Stated exercise
Scan the data below for the string "WHEN". Show every line where it turns up.

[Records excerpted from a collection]

────────────────

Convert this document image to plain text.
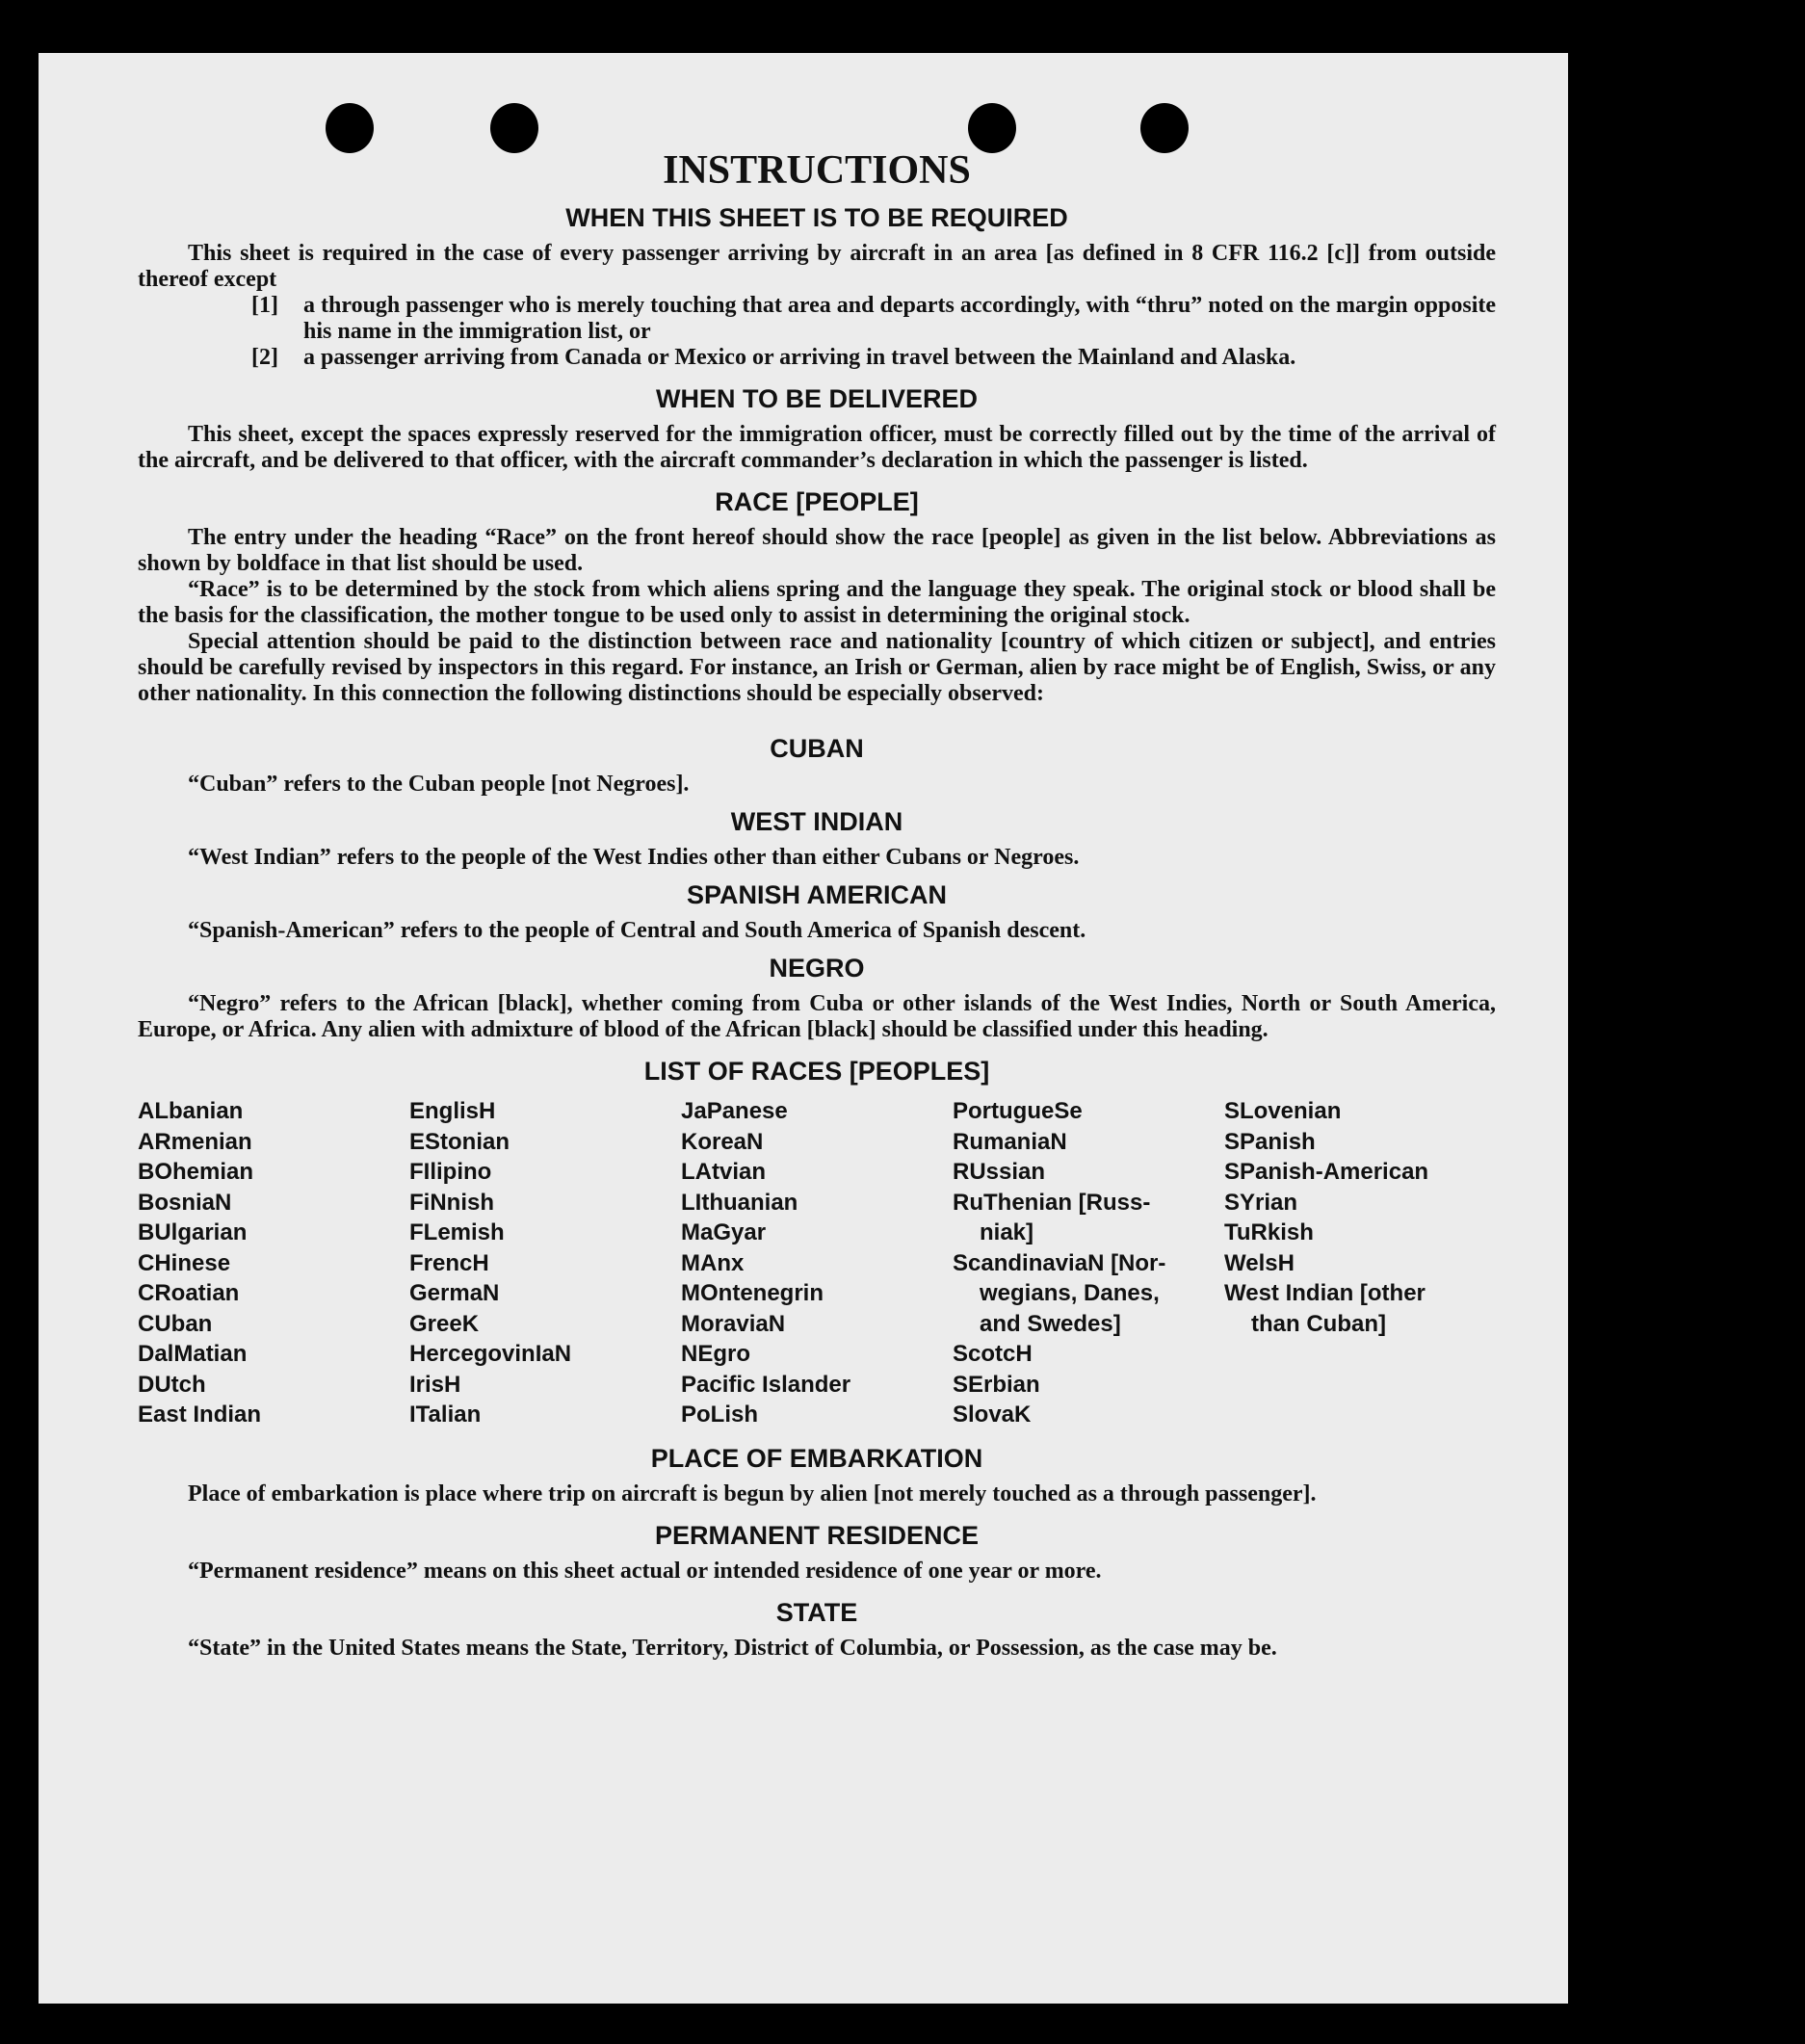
INSTRUCTIONS
WHEN THIS SHEET IS TO BE REQUIRED

This sheet is required in the case of every passenger arriving by aircraft in an area [as defined in 8 CFR 116.2 [c]] from outside thereof except

[1]	a through passenger who is merely touching that area and departs accordingly, with “thru” noted on the margin opposite his name in the immigration list, or
[2]	a passenger arriving from Canada or Mexico or arriving in travel between the Mainland and Alaska.
WHEN TO BE DELIVERED

This sheet, except the spaces expressly reserved for the immigration officer, must be correctly filled out by the time of the arrival of the aircraft, and be delivered to that officer, with the aircraft commander’s declaration in which the passenger is listed.

RACE [PEOPLE]

The entry under the heading “Race” on the front hereof should show the race [people] as given in the list below. Abbreviations as shown by boldface in that list should be used.

“Race” is to be determined by the stock from which aliens spring and the language they speak. The original stock or blood shall be the basis for the classification, the mother tongue to be used only to assist in determining the original stock.

Special attention should be paid to the distinction between race and nationality [country of which citizen or subject], and entries should be carefully revised by inspectors in this regard. For instance, an Irish or German, alien by race might be of English, Swiss, or any other nationality. In this connection the following distinctions should be especially observed:

CUBAN

“Cuban” refers to the Cuban people [not Negroes].

WEST INDIAN

“West Indian” refers to the people of the West Indies other than either Cubans or Negroes.

SPANISH AMERICAN

“Spanish-American” refers to the people of Central and South America of Spanish descent.

NEGRO

“Negro” refers to the African [black], whether coming from Cuba or other islands of the West Indies, North or South America, Europe, or Africa. Any alien with admixture of blood of the African [black] should be classified under this heading.

LIST OF RACES [PEOPLES]
ALbanian
ARmenian
BOhemian
BosniaN
BUlgarian
CHinese
CRoatian
CUban
DalMatian
DUtch
East Indian
EnglisH
EStonian
FIlipino
FiNnish
FLemish
FrencH
GermaN
GreeK
HercegovinIaN
IrisH
ITalian
JaPanese
KoreaN
LAtvian
LIthuanian
MaGyar
MAnx
MOntenegrin
MoraviaN
NEgro
Pacific Islander
PoLish
PortugueSe
RumaniaN
RUssian
RuThenian [Russ-
niak]
ScandinaviaN [Nor-
wegians, Danes,
and Swedes]
ScotcH
SErbian
SlovaK
SLovenian
SPanish
SPanish-American
SYrian
TuRkish
WelsH
West Indian [other
than Cuban]
PLACE OF EMBARKATION

Place of embarkation is place where trip on aircraft is begun by alien [not merely touched as a through passenger].

PERMANENT RESIDENCE

“Permanent residence” means on this sheet actual or intended residence of one year or more.

STATE

“State” in the United States means the State, Territory, District of Columbia, or Possession, as the case may be.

────────────────

Answer for this exercise
WHEN THIS SHEET IS TO BE REQUIRED
WHEN TO BE DELIVERED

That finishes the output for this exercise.